___ DATASET EXCERPTS

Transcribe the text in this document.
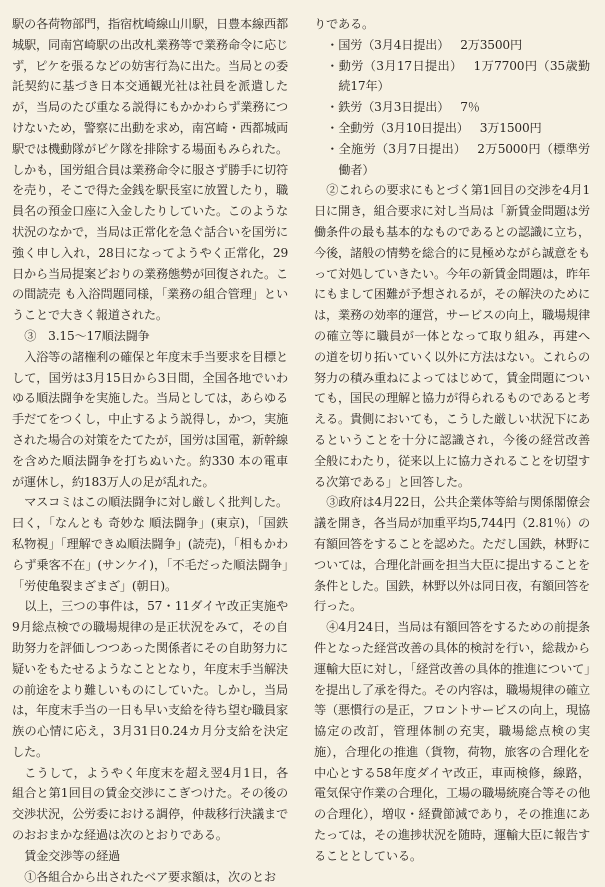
駅の各荷物部門，指宿枕崎線山川駅，日豊本線西都城駅，同南宮崎駅の出改札業務等で業務命令に応じず，ピケを張るなどの妨害行為に出た。当局との委託契約に基づき日本交通観光社は社員を派遣したが，当局のたび重なる説得にもかかわらず業務につけないため，警察に出動を求め，南宮崎・西都城両駅では機動隊がピケ隊を排除する場面もみられた。しかも，国労組合員は業務命令に服さず勝手に切符を売り，そこで得た金銭を駅長室に放置したり，職員名の預金口座に入金したりしていた。このような状況のなかで，当局は正常化を急ぐ話合いを国労に強く申し入れ，28日になってようやく正常化，29日から当局提案どおりの業務態勢が回復された。この間読売 も入浴問題同様，「業務の組合管理」ということで大きく報道された。

③　3.15～17順法闘争

入浴等の諸権利の確保と年度末手当要求を目標として，国労は3月15日から3日間，全国各地でいわゆる順法闘争を実施した。当局としては，あらゆる手だてをつくし，中止するよう説得し，かつ，実施された場合の対策をたてたが，国労は国電，新幹線を含めた順法闘争を打ちぬいた。約330 本の電車が運休し，約183万人の足が乱れた。

マスコミはこの順法闘争に対し厳しく批判した。曰く，「なんとも 奇妙な 順法闘争」(東京)，「国鉄私物視」「理解できぬ順法闘争」(読売)，「相もかわらず乗客不在」(サンケイ)，「不毛だった順法闘争」「労使亀裂まざまざ」(朝日)。

以上，三つの事件は，57・11ダイヤ改正実施や9月総点検での職場規律の是正状況をみて，その自助努力を評価しつつあった関係者にその自助努力に疑いをもたせるようなこととなり，年度末手当解決の前途をより難しいものにしていた。しかし，当局は，年度末手当の一日も早い支給を待ち望む職員家族の心情に応え，3月31日0.24カ月分支給を決定した。

こうして，ようやく年度末を超え翌4月1日，各組合と第1回目の賃金交渉にこぎつけた。その後の交渉状況，公労委における調停，仲裁移行決議までのおおまかな経過は次のとおりである。

賃金交渉等の経過

①各組合から出されたベア要求額は，次のとお

りである。

・国労（3月4日提出） 2万3500円
・動労（3月17日提出） 1万7700円（35歳勤続17年）
・鉄労（3月3日提出） 7％
・全動労（3月10日提出） 3万1500円
・全施労（3月7日提出） 2万5000円（標準労働者）

②これらの要求にもとづく第1回目の交渉を4月1日に開き，組合要求に対し当局は「新賃金問題は労働条件の最も基本的なものであるとの認識に立ち，今後，諸般の情勢を総合的に見極めながら誠意をもって対処していきたい。今年の新賃金問題は，昨年にもまして困難が予想されるが，その解決のためには，業務の効率的運営，サービスの向上，職場規律の確立等に職員が一体となって取り組み，再建への道を切り拓いていく以外に方法はない。これらの努力の積み重ねによってはじめて，賃金問題についても，国民の理解と協力が得られるものであると考える。貴側においても，こうした厳しい状況下にあるということを十分に認識され，今後の経営改善全般にわたり，従来以上に協力されることを切望する次第である」と回答した。

③政府は4月22日，公共企業体等給与関係閣僚会議を開き，各当局が加重平均5,744円（2.81％）の有額回答をすることを認めた。ただし国鉄，林野については，合理化計画を担当大臣に提出することを条件とした。国鉄，林野以外は同日夜，有額回答を行った。

④4月24日，当局は有額回答をするための前提条件となった経営改善の具体的検討を行い，総裁から運輸大臣に対し，「経営改善の具体的推進について」を提出し了承を得た。その内容は，職場規律の確立等（悪慣行の是正，フロントサービスの向上，現協協定の改訂，管理体制の充実，職場総点検の実施），合理化の推進（貨物，荷物，旅客の合理化を中心とする58年度ダイヤ改正，車両検修，線路，電気保守作業の合理化，工場の職場統廃合等その他の合理化），増収・経費節減であり，その推進にあたっては，その進捗状況を随時，運輸大臣に報告することとしている。
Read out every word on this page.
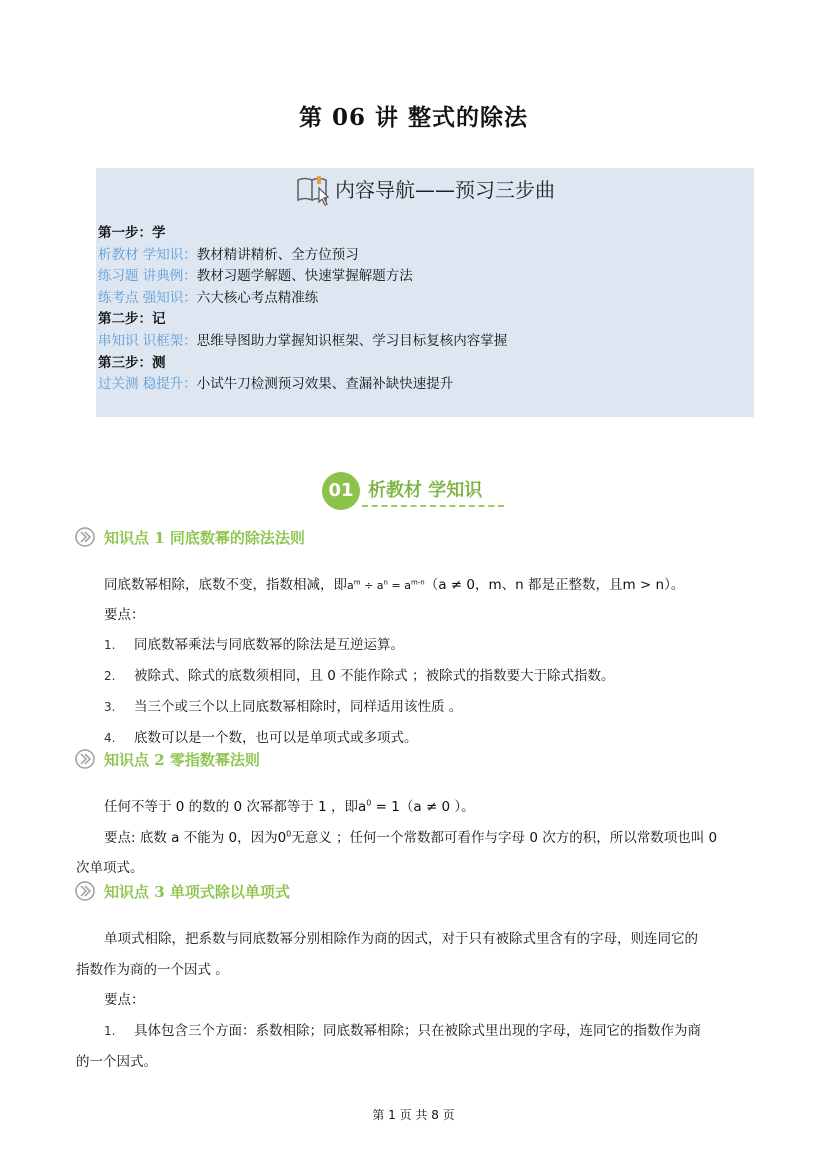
第 06 讲 整式的除法
内容导航——预习三步曲
第一步：学
析教材 学知识：教材精讲精析、全方位预习
练习题 讲典例：教材习题学解题、快速掌握解题方法
练考点 强知识：六大核心考点精准练
第二步：记
串知识 识框架：思维导图助力掌握知识框架、学习目标复核内容掌握
第三步：测
过关测 稳提升：小试牛刀检测预习效果、查漏补缺快速提升
01 析教材 学知识
知识点 1 同底数幂的除法法则
同底数幂相除，底数不变，指数相减，即$a^m \div a^n = a^{m-n}(a \ne 0$，m、n 都是正整数，且m > n）。
要点：
1. 同底数幂乘法与同底数幂的除法是互逆运算。
2. 被除式、除式的底数须相同，且 0 不能作除式 ；被除式的指数要大于除式指数。
3. 当三个或三个以上同底数幂相除时，同样适用该性质 。
4. 底数可以是一个数，也可以是单项式或多项式。
知识点 2 零指数幂法则
任何不等于 0 的数的 0 次幂都等于 1 ，即$a^0 = 1(a \ne 0$ ）。
要点: 底数 a 不能为 0，因为$0^0$无意义 ；任何一个常数都可看作与字母 0 次方的积，所以常数项也叫 0
次单项式。
知识点 3 单项式除以单项式
单项式相除，把系数与同底数幂分别相除作为商的因式，对于只有被除式里含有的字母，则连同它的
指数作为商的一个因式 。
要点：
1. 具体包含三个方面：系数相除；同底数幂相除；只在被除式里出现的字母，连同它的指数作为商
的一个因式。
第 1 页 共 8 页
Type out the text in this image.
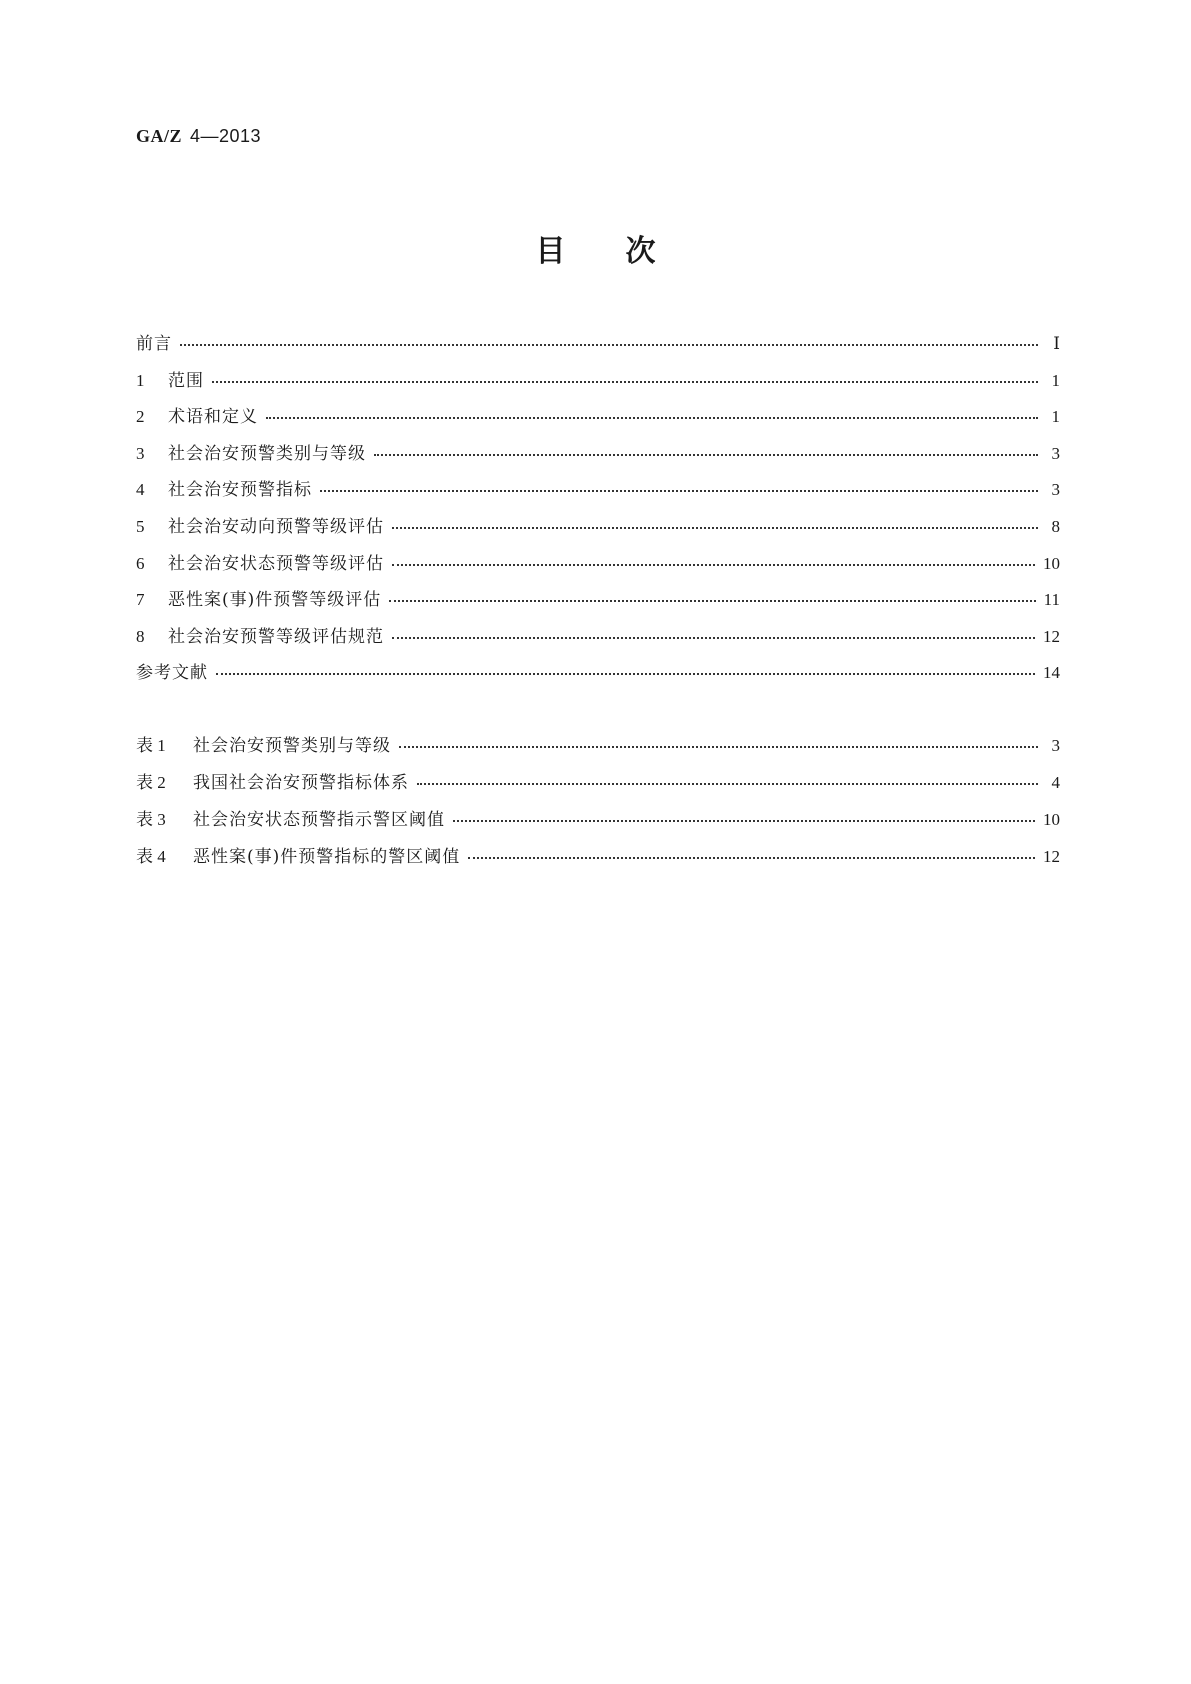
GA/Z 4—2013
目次
前言	Ⅰ
1	范围	1
2	术语和定义	1
3	社会治安预警类别与等级	3
4	社会治安预警指标	3
5	社会治安动向预警等级评估	8
6	社会治安状态预警等级评估	10
7	恶性案(事)件预警等级评估	11
8	社会治安预警等级评估规范	12
参考文献	14
表 1	社会治安预警类别与等级	3
表 2	我国社会治安预警指标体系	4
表 3	社会治安状态预警指示警区阈值	10
表 4	恶性案(事)件预警指标的警区阈值	12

______

§ GIVEN PROBLEM
The material above must be printed exactly, with its pictures left out.

§ RESPONSE TO THIS TASK
Transcribe the text in this document.
駅の各荷物部門，指宿枕崎線山川駅，日豊本線西都城駅，同南宮崎駅の出改札業務等で業務命令に応じず，ピケを張るなどの妨害行為に出た。当局との委託契約に基づき日本交通観光社は社員を派遣したが，当局のたび重なる説得にもかかわらず業務につけないため，警察に出動を求め，南宮崎・西都城両駅では機動隊がピケ隊を排除する場面もみられた。しかも，国労組合員は業務命令に服さず勝手に切符を売り，そこで得た金銭を駅長室に放置したり，職員名の預金口座に入金したりしていた。このような状況のなかで，当局は正常化を急ぐ話合いを国労に強く申し入れ，28日になってようやく正常化，29日から当局提案どおりの業務態勢が回復された。この間読売 も入浴問題同様，「業務の組合管理」ということで大きく報道された。

③　3.15～17順法闘争

入浴等の諸権利の確保と年度末手当要求を目標として，国労は3月15日から3日間，全国各地でいわゆる順法闘争を実施した。当局としては，あらゆる手だてをつくし，中止するよう説得し，かつ，実施された場合の対策をたてたが，国労は国電，新幹線を含めた順法闘争を打ちぬいた。約330 本の電車が運休し，約183万人の足が乱れた。

マスコミはこの順法闘争に対し厳しく批判した。曰く，「なんとも 奇妙な 順法闘争」(東京)，「国鉄私物視」「理解できぬ順法闘争」(読売)，「相もかわらず乗客不在」(サンケイ)，「不毛だった順法闘争」「労使亀裂まざまざ」(朝日)。

以上，三つの事件は，57・11ダイヤ改正実施や9月総点検での職場規律の是正状況をみて，その自助努力を評価しつつあった関係者にその自助努力に疑いをもたせるようなこととなり，年度末手当解決の前途をより難しいものにしていた。しかし，当局は，年度末手当の一日も早い支給を待ち望む職員家族の心情に応え，3月31日0.24カ月分支給を決定した。

こうして，ようやく年度末を超え翌4月1日，各組合と第1回目の賃金交渉にこぎつけた。その後の交渉状況，公労委における調停，仲裁移行決議までのおおまかな経過は次のとおりである。

賃金交渉等の経過

①各組合から出されたベア要求額は，次のとお

りである。

・国労（3月4日提出） 2万3500円
・動労（3月17日提出） 1万7700円（35歳勤続17年）
・鉄労（3月3日提出） 7％
・全動労（3月10日提出） 3万1500円
・全施労（3月7日提出） 2万5000円（標準労働者）

②これらの要求にもとづく第1回目の交渉を4月1日に開き，組合要求に対し当局は「新賃金問題は労働条件の最も基本的なものであるとの認識に立ち，今後，諸般の情勢を総合的に見極めながら誠意をもって対処していきたい。今年の新賃金問題は，昨年にもまして困難が予想されるが，その解決のためには，業務の効率的運営，サービスの向上，職場規律の確立等に職員が一体となって取り組み，再建への道を切り拓いていく以外に方法はない。これらの努力の積み重ねによってはじめて，賃金問題についても，国民の理解と協力が得られるものであると考える。貴側においても，こうした厳しい状況下にあるということを十分に認識され，今後の経営改善全般にわたり，従来以上に協力されることを切望する次第である」と回答した。

③政府は4月22日，公共企業体等給与関係閣僚会議を開き，各当局が加重平均5,744円（2.81％）の有額回答をすることを認めた。ただし国鉄，林野については，合理化計画を担当大臣に提出することを条件とした。国鉄，林野以外は同日夜，有額回答を行った。

④4月24日，当局は有額回答をするための前提条件となった経営改善の具体的検討を行い，総裁から運輸大臣に対し，「経営改善の具体的推進について」を提出し了承を得た。その内容は，職場規律の確立等（悪慣行の是正，フロントサービスの向上，現協協定の改訂，管理体制の充実，職場総点検の実施），合理化の推進（貨物，荷物，旅客の合理化を中心とする58年度ダイヤ改正，車両検修，線路，電気保守作業の合理化，工場の職場統廃合等その他の合理化），増収・経費節減であり，その推進にあたっては，その進捗状況を随時，運輸大臣に報告することとしている。
Read out every word on this page.
第 06 讲 整式的除法
内容导航——预习三步曲
第一步：学
析教材 学知识：教材精讲精析、全方位预习
练习题 讲典例：教材习题学解题、快速掌握解题方法
练考点 强知识：六大核心考点精准练
第二步：记
串知识 识框架：思维导图助力掌握知识框架、学习目标复核内容掌握
第三步：测
过关测 稳提升：小试牛刀检测预习效果、查漏补缺快速提升
01 析教材 学知识
知识点 1 同底数幂的除法法则
同底数幂相除，底数不变，指数相减，即$a^m \div a^n = a^{m-n}(a \ne 0$，m、n 都是正整数，且m > n）。
要点：
1. 同底数幂乘法与同底数幂的除法是互逆运算。
2. 被除式、除式的底数须相同，且 0 不能作除式 ；被除式的指数要大于除式指数。
3. 当三个或三个以上同底数幂相除时，同样适用该性质 。
4. 底数可以是一个数，也可以是单项式或多项式。
知识点 2 零指数幂法则
任何不等于 0 的数的 0 次幂都等于 1 ，即$a^0 = 1(a \ne 0$ ）。
要点: 底数 a 不能为 0，因为$0^0$无意义 ；任何一个常数都可看作与字母 0 次方的积，所以常数项也叫 0
次单项式。
知识点 3 单项式除以单项式
单项式相除，把系数与同底数幂分别相除作为商的因式，对于只有被除式里含有的字母，则连同它的
指数作为商的一个因式 。
要点：
1. 具体包含三个方面：系数相除；同底数幂相除；只在被除式里出现的字母，连同它的指数作为商
的一个因式。
第 1 页 共 8 页
Type out the text in this image.
GA/Z 4—2013
目次
前言	Ⅰ
1	范围	1
2	术语和定义	1
3	社会治安预警类别与等级	3
4	社会治安预警指标	3
5	社会治安动向预警等级评估	8
6	社会治安状态预警等级评估	10
7	恶性案(事)件预警等级评估	11
8	社会治安预警等级评估规范	12
参考文献	14
表 1	社会治安预警类别与等级	3
表 2	我国社会治安预警指标体系	4
表 3	社会治安状态预警指示警区阈值	10
表 4	恶性案(事)件预警指标的警区阈值	12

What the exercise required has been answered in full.